Below is a listing; copy all of it exactly.
↓↓↓
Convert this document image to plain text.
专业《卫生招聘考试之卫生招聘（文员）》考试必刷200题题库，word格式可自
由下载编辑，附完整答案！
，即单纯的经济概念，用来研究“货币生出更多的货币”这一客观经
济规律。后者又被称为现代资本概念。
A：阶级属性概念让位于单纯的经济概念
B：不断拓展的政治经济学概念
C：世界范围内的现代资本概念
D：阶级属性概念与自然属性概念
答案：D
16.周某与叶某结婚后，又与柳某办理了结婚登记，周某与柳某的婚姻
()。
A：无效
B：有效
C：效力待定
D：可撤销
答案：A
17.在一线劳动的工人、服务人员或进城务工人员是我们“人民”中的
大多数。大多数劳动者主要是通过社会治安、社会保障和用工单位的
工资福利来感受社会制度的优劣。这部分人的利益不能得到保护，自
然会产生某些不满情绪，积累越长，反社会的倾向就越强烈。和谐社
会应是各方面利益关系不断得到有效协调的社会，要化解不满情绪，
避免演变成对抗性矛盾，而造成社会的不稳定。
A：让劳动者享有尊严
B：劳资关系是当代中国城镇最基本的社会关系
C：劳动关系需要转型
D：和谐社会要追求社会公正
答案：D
↑↑↑
• **Answer for the task**
Convert this document image to plain text.
专业《卫生招聘考试之卫生招聘（文员）》考试必刷200题题库，word格式可自
由下载编辑，附完整答案！
，即单纯的经济概念，用来研究“货币生出更多的货币”这一客观经
济规律。后者又被称为现代资本概念。
A：阶级属性概念让位于单纯的经济概念
B：不断拓展的政治经济学概念
C：世界范围内的现代资本概念
D：阶级属性概念与自然属性概念
答案：D
16.周某与叶某结婚后，又与柳某办理了结婚登记，周某与柳某的婚姻
()。
A：无效
B：有效
C：效力待定
D：可撤销
答案：A
17.在一线劳动的工人、服务人员或进城务工人员是我们“人民”中的
大多数。大多数劳动者主要是通过社会治安、社会保障和用工单位的
工资福利来感受社会制度的优劣。这部分人的利益不能得到保护，自
然会产生某些不满情绪，积累越长，反社会的倾向就越强烈。和谐社
会应是各方面利益关系不断得到有效协调的社会，要化解不满情绪，
避免演变成对抗性矛盾，而造成社会的不稳定。
A：让劳动者享有尊严
B：劳资关系是当代中国城镇最基本的社会关系
C：劳动关系需要转型
D：和谐社会要追求社会公正
答案：D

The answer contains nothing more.